> [Stated goal]: From the material below, list every line containing "Siliștеanu".

> [Data provided]:
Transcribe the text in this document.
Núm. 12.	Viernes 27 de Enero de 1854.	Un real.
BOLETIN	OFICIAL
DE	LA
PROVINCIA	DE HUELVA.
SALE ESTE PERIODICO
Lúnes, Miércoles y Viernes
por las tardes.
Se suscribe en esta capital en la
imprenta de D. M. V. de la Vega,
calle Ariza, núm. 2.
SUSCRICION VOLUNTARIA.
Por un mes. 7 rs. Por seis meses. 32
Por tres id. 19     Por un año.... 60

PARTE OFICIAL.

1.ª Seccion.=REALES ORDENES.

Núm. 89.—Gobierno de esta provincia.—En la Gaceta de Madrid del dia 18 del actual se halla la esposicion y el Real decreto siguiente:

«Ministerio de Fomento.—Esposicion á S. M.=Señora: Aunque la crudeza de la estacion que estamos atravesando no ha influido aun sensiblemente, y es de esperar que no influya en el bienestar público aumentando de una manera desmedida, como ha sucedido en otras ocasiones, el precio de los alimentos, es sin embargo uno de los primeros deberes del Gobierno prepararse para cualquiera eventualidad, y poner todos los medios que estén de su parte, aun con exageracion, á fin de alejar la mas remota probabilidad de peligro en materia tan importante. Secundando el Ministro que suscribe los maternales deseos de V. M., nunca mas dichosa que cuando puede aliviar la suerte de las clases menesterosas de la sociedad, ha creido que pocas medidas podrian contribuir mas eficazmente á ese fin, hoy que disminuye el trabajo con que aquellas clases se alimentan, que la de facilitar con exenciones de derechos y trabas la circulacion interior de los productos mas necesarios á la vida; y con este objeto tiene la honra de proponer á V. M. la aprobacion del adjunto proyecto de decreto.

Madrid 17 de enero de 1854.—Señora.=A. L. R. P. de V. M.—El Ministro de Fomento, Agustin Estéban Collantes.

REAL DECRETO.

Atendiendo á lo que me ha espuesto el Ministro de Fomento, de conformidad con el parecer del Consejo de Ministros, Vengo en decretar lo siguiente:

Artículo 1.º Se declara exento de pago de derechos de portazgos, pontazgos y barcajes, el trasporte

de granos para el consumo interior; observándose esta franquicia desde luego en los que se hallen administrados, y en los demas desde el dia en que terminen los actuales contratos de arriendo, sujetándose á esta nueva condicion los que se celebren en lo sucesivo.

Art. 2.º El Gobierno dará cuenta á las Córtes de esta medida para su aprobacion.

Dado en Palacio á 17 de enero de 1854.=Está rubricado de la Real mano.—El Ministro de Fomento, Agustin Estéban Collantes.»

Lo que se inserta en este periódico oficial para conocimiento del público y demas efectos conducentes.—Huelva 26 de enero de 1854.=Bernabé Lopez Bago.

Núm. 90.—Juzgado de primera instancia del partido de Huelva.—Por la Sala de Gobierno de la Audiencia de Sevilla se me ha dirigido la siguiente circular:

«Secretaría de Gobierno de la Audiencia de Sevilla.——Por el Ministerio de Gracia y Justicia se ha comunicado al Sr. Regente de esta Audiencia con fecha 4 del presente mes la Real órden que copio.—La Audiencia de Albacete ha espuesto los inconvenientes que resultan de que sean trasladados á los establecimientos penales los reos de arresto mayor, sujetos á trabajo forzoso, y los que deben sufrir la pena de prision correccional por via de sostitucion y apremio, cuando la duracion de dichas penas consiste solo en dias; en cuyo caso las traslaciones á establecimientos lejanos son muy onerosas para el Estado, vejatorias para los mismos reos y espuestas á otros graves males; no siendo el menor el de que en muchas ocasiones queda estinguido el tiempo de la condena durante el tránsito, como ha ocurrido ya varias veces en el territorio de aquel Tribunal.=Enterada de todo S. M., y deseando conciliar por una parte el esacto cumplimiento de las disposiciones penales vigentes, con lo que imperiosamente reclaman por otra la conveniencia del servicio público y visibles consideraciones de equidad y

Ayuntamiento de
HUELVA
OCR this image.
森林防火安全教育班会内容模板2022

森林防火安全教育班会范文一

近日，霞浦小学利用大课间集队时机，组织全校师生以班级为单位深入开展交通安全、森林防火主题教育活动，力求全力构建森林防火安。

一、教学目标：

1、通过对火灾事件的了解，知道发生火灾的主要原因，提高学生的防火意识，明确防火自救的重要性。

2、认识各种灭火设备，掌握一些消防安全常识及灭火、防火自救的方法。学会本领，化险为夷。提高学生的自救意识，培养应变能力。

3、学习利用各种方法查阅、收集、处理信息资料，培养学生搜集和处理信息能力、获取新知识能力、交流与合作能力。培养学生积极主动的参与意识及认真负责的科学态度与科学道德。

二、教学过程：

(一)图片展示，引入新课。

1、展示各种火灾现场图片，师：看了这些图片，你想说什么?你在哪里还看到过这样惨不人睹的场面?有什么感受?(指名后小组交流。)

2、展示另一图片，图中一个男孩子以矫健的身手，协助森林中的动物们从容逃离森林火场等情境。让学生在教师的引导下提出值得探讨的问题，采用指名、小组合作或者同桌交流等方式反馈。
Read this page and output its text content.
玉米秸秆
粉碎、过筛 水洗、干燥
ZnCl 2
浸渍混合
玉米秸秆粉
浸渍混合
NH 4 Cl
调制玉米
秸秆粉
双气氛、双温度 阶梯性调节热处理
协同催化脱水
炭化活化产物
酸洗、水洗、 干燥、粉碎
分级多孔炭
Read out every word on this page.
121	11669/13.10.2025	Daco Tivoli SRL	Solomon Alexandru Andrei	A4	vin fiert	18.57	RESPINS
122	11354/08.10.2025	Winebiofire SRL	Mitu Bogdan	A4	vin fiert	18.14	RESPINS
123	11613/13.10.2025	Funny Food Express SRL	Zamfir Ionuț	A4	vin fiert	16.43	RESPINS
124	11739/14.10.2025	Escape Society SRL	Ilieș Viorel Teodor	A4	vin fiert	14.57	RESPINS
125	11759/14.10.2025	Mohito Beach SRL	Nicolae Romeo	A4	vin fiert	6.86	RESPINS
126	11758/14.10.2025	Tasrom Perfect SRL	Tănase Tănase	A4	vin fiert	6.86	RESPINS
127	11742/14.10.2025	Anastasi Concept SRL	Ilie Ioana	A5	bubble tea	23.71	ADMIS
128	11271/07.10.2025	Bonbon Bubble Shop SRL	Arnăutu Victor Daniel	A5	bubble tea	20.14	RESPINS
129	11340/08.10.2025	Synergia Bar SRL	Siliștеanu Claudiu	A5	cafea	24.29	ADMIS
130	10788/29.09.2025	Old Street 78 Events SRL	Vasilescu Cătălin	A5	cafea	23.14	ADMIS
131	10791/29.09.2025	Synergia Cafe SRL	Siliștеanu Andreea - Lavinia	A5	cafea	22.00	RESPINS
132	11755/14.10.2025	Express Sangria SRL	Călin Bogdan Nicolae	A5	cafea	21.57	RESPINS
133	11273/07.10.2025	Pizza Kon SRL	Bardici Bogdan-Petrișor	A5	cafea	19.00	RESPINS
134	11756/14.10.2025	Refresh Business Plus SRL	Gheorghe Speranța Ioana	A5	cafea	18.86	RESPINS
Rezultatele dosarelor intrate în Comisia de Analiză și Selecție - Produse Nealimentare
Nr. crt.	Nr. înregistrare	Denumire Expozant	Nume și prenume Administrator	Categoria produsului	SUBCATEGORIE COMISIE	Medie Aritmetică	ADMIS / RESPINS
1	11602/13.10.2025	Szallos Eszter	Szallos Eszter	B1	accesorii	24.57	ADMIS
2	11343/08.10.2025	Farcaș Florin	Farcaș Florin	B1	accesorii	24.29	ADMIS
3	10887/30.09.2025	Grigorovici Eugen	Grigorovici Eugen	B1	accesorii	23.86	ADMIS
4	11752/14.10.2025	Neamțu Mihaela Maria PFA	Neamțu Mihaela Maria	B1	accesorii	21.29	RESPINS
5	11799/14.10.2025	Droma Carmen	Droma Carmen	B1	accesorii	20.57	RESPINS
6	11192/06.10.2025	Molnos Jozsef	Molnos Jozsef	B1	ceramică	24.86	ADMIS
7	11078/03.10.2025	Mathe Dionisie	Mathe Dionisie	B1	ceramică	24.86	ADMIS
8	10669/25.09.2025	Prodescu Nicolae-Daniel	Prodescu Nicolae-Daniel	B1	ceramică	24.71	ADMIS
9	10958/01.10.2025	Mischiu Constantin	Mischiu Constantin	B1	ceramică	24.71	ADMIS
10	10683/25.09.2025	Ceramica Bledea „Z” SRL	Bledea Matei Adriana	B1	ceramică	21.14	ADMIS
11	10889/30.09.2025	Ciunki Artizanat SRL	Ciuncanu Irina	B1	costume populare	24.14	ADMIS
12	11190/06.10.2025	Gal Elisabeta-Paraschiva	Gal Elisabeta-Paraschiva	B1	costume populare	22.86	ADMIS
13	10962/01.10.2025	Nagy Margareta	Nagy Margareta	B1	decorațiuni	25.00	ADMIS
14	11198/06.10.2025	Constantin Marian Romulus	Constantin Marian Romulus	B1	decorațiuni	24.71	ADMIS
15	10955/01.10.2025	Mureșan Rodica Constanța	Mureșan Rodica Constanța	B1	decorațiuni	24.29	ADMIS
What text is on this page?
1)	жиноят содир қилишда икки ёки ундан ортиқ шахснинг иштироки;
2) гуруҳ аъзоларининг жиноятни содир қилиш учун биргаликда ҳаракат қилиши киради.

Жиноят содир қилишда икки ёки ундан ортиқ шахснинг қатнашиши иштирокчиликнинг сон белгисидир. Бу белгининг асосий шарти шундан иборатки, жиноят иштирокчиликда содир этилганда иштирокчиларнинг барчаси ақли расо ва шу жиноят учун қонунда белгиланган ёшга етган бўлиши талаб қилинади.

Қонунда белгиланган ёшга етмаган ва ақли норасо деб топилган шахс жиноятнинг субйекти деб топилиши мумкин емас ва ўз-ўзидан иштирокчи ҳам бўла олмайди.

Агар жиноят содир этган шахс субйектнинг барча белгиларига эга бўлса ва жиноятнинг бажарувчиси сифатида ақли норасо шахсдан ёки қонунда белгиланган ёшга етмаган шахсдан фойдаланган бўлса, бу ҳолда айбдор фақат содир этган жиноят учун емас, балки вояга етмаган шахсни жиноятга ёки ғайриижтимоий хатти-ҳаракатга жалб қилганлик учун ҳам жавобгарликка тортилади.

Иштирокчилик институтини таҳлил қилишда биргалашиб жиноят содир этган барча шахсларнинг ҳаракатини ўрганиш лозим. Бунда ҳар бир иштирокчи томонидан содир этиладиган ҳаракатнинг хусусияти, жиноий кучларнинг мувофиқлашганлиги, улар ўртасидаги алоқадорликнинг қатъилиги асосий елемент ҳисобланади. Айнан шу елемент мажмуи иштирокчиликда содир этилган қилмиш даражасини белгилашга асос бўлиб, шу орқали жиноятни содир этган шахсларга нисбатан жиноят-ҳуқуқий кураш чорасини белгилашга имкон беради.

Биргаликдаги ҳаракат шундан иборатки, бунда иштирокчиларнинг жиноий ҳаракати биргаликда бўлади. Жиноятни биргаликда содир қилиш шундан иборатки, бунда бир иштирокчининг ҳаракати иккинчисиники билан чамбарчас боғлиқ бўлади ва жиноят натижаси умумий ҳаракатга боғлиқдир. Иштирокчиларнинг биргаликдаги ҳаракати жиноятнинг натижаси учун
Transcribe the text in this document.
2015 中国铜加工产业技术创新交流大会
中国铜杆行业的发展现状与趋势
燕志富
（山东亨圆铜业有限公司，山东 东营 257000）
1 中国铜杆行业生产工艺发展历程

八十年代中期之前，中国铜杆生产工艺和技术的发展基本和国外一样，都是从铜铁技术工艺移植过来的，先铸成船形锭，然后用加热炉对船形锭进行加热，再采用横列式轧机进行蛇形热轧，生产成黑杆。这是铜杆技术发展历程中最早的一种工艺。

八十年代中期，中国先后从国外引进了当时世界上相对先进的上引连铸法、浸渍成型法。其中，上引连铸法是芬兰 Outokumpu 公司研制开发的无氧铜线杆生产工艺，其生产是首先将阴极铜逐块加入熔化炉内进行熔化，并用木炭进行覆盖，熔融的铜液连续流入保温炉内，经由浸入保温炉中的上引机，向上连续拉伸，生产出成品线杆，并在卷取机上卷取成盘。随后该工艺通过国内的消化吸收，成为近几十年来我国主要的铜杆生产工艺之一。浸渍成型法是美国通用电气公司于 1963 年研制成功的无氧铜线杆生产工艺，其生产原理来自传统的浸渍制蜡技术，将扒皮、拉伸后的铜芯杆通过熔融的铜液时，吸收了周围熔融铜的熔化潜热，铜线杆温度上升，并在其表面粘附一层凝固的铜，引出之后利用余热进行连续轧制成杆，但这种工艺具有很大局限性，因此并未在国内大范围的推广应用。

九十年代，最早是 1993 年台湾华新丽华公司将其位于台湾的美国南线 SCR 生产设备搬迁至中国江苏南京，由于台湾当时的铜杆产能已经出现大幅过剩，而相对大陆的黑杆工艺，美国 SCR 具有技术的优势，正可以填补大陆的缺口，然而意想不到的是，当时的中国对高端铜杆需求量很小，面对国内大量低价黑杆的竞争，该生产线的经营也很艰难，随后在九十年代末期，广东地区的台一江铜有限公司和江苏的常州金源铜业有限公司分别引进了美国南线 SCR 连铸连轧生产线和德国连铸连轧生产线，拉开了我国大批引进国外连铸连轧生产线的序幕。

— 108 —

> [Exercise output]:
129	11340/08.10.2025	Synergia Bar SRL	Siliștеanu Claudiu	A5	cafea	24.29	ADMIS
131	10791/29.09.2025	Synergia Cafe SRL	Siliștеanu Andreea - Lavinia	A5	cafea	22.00	RESPINS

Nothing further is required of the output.